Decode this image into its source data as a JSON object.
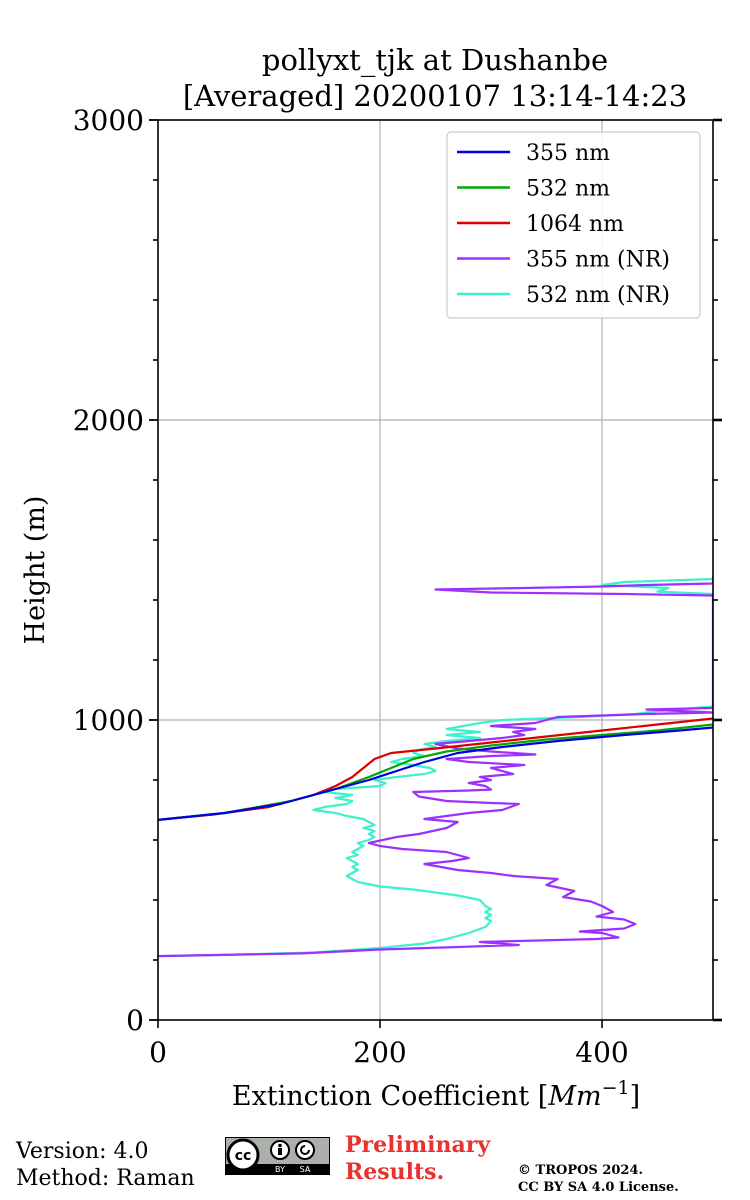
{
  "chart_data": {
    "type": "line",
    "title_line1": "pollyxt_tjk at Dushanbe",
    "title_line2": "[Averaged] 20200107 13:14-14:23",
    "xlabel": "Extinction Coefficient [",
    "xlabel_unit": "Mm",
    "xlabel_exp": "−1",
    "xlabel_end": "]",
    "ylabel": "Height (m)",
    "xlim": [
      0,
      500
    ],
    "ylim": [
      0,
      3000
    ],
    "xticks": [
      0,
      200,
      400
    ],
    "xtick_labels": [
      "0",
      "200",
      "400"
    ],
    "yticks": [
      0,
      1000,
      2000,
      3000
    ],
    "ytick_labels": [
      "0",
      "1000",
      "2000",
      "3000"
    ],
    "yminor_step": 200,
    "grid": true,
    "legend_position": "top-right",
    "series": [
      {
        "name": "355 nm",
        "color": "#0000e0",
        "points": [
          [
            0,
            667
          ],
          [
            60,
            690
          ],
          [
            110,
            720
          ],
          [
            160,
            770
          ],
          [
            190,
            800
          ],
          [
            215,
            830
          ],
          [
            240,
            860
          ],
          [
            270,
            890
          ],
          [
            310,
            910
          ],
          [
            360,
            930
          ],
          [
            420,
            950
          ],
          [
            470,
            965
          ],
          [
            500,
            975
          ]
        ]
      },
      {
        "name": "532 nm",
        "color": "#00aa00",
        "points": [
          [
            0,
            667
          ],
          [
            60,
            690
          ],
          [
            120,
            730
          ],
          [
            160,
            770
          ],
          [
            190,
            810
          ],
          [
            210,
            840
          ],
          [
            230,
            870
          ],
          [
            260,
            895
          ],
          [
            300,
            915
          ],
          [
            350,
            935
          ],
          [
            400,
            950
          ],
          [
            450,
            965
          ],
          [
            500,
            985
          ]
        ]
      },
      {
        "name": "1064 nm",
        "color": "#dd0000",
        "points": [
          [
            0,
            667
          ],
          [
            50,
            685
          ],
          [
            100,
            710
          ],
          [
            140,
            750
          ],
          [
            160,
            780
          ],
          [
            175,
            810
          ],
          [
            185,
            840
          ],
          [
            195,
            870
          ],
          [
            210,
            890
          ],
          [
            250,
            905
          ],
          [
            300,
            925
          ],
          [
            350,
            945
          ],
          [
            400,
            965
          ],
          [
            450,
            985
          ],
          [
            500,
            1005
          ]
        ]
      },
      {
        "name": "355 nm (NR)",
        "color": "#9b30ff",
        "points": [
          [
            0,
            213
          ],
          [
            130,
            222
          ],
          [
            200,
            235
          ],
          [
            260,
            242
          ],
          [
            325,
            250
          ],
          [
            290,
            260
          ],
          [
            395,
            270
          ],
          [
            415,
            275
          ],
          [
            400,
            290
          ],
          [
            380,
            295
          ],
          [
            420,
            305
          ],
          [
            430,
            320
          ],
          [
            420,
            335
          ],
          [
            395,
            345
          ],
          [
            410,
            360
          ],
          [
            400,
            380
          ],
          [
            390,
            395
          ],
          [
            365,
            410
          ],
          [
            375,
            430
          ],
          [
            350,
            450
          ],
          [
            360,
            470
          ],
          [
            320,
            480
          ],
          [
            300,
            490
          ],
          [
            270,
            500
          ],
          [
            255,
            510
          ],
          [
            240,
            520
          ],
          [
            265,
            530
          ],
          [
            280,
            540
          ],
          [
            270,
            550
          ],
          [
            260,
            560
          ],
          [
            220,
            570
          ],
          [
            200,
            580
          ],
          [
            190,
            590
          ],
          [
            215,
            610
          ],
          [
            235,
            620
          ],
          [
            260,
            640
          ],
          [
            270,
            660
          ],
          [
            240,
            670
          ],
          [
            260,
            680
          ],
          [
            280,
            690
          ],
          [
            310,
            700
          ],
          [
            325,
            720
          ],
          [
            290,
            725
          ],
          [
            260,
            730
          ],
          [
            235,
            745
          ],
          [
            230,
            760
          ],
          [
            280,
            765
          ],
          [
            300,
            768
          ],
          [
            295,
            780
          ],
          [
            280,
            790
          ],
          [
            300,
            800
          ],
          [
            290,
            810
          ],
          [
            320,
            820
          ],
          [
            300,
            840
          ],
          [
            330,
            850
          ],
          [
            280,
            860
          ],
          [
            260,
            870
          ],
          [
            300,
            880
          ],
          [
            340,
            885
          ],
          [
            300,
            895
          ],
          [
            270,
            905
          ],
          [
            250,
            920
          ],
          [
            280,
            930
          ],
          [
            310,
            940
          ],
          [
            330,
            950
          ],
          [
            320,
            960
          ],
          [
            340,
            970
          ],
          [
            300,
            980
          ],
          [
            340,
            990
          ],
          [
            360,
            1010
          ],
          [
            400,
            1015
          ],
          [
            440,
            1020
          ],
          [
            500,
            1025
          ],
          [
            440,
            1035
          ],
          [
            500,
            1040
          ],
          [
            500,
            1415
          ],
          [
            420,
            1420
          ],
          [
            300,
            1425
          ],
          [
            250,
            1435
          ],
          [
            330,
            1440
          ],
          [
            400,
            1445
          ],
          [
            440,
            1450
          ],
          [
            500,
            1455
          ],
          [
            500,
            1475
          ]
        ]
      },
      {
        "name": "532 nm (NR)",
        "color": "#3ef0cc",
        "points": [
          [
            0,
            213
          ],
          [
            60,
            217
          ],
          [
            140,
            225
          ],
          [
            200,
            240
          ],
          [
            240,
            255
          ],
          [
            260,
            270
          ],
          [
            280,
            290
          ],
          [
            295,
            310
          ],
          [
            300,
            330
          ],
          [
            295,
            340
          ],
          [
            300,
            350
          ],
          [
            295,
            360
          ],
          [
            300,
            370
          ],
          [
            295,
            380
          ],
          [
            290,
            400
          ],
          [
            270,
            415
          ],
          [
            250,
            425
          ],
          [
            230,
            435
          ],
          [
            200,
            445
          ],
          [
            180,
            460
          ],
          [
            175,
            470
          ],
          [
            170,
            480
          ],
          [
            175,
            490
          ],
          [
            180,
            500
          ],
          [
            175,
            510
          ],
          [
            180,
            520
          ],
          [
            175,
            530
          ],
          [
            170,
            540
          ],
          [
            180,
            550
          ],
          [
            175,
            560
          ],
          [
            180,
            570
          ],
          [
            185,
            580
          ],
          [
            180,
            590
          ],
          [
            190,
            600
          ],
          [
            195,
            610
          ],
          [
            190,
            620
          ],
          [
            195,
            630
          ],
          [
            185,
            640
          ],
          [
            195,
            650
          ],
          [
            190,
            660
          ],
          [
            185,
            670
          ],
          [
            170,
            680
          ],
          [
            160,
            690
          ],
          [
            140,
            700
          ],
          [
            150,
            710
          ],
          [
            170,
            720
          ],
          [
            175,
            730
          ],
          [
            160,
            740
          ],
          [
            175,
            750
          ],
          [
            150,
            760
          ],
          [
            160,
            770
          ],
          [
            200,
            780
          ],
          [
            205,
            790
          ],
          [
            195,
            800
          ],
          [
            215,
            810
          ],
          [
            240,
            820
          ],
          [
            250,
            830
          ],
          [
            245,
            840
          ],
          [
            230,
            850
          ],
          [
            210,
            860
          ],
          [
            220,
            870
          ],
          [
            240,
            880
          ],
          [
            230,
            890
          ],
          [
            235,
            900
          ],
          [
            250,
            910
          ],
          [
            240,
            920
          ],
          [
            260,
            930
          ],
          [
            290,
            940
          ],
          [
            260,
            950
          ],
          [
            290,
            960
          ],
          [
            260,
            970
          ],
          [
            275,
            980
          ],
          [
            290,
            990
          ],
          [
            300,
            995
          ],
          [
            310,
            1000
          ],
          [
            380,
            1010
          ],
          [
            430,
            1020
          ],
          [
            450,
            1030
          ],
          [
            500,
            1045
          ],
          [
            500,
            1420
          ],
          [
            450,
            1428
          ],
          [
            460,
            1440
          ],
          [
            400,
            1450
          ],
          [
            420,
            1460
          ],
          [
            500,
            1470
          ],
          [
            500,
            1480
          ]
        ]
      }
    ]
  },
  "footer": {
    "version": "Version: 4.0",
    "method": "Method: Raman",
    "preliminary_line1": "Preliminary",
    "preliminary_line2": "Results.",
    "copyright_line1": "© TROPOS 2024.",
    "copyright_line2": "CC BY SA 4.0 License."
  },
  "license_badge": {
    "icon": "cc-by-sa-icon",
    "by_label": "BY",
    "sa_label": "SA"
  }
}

* * *

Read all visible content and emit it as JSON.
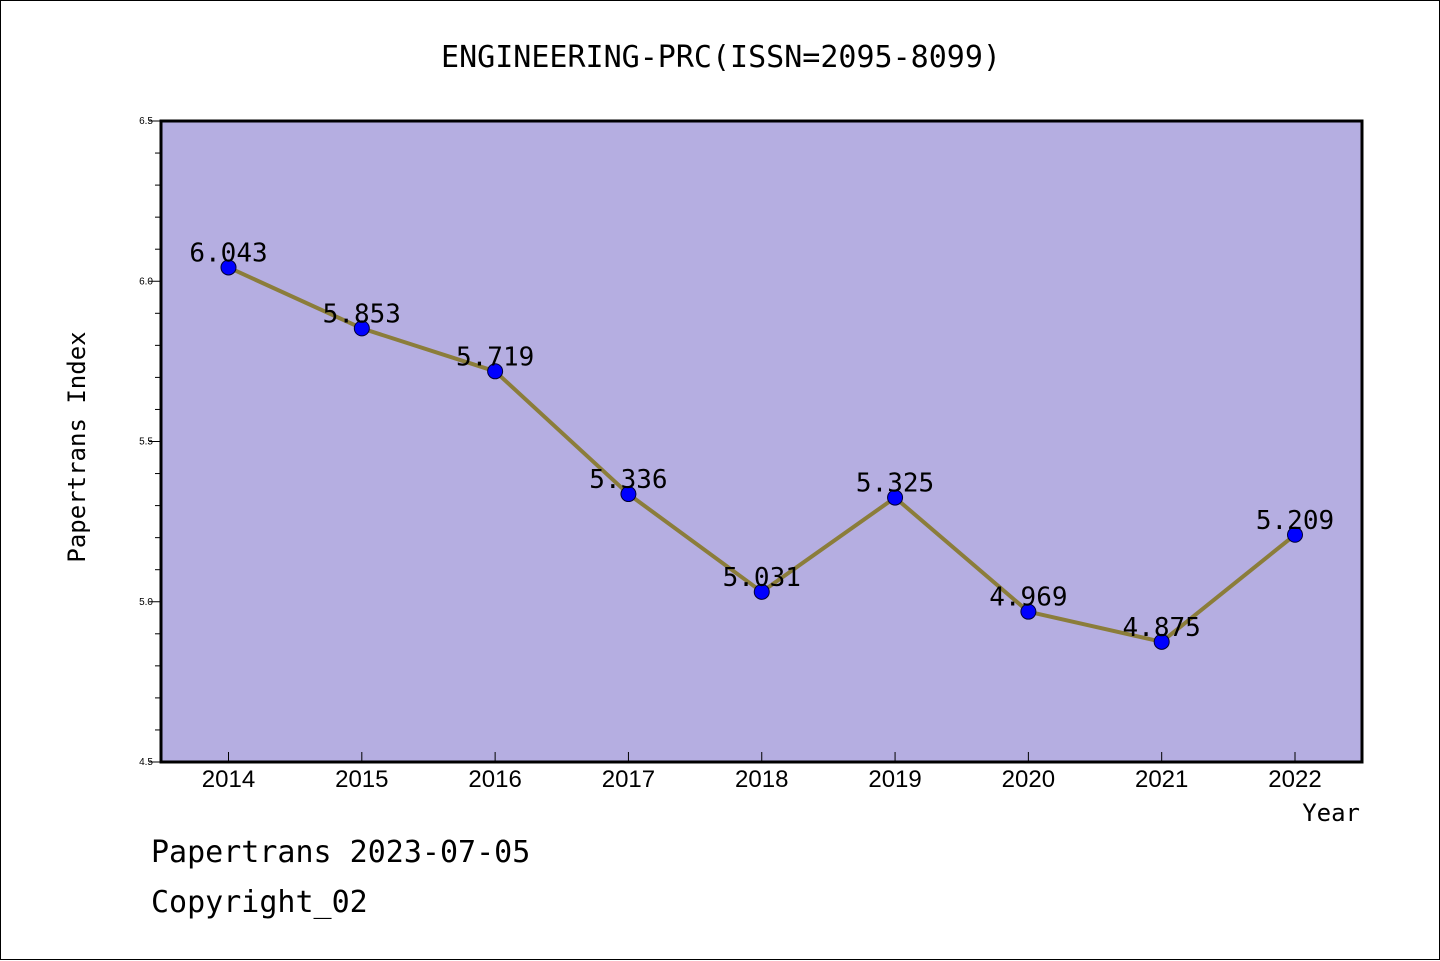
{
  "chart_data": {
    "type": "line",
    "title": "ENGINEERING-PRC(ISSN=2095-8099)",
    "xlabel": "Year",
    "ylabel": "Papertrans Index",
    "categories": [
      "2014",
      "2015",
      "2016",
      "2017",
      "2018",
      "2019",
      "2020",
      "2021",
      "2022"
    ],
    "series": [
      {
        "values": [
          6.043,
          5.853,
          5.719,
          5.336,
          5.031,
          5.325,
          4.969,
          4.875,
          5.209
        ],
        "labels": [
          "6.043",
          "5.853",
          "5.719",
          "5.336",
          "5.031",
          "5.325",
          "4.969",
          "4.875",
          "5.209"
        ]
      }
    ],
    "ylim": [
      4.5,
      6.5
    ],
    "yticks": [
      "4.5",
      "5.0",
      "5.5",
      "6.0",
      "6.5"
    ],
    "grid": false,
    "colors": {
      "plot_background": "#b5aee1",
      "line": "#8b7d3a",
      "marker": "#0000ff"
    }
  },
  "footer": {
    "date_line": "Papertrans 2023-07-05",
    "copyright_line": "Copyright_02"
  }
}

* * *

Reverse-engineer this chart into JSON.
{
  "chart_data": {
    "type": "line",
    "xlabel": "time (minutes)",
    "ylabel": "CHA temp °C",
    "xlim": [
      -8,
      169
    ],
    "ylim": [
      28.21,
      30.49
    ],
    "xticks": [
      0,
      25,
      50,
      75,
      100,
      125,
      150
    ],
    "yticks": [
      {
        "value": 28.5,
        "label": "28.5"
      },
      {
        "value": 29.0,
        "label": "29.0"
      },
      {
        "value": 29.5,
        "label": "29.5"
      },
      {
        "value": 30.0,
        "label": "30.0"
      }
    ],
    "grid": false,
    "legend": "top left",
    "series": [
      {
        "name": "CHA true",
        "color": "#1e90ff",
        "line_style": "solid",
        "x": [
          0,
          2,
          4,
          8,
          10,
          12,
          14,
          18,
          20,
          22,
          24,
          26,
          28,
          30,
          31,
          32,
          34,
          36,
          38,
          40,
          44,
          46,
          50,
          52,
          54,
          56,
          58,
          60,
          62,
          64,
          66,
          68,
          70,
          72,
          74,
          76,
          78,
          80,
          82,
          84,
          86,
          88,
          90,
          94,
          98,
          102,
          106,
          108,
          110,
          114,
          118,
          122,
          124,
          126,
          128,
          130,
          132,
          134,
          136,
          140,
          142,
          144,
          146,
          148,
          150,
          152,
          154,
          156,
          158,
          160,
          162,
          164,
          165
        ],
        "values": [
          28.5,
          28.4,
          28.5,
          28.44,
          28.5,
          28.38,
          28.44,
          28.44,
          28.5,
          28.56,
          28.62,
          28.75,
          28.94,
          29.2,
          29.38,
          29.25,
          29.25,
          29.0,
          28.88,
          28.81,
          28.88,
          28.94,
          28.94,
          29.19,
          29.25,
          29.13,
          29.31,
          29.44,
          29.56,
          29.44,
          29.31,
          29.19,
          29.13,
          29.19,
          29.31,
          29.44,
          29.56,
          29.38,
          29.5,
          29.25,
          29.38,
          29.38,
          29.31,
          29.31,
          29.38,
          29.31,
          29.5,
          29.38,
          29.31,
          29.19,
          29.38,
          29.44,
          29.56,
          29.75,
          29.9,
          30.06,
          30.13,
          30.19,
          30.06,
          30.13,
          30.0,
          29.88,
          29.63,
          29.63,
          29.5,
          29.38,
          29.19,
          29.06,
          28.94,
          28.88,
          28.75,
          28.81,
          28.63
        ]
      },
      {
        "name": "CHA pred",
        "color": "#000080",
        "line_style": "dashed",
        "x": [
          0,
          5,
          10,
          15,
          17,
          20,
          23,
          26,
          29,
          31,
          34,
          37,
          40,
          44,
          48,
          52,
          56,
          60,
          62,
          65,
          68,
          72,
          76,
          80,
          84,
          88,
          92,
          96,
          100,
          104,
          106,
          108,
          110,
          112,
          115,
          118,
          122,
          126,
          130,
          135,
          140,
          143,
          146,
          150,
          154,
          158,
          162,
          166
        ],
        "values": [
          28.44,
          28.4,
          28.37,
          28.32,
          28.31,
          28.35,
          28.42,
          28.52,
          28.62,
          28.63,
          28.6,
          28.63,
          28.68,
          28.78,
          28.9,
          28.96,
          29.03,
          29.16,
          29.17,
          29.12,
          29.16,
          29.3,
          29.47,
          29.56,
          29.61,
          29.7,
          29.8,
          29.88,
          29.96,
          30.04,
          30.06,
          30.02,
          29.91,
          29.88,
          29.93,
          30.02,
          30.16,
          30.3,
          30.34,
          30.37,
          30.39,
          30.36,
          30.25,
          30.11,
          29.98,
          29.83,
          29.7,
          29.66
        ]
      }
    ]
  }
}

**Goal of the exercise:** Pull every line containing the word "name" out of the entries above.

**Task result:**
        "name": "355 nm",
        "name": "532 nm",
        "name": "1064 nm",
        "name": "355 nm (NR)",
        "name": "532 nm (NR)",
        "name": "CHA true",
        "name": "CHA pred",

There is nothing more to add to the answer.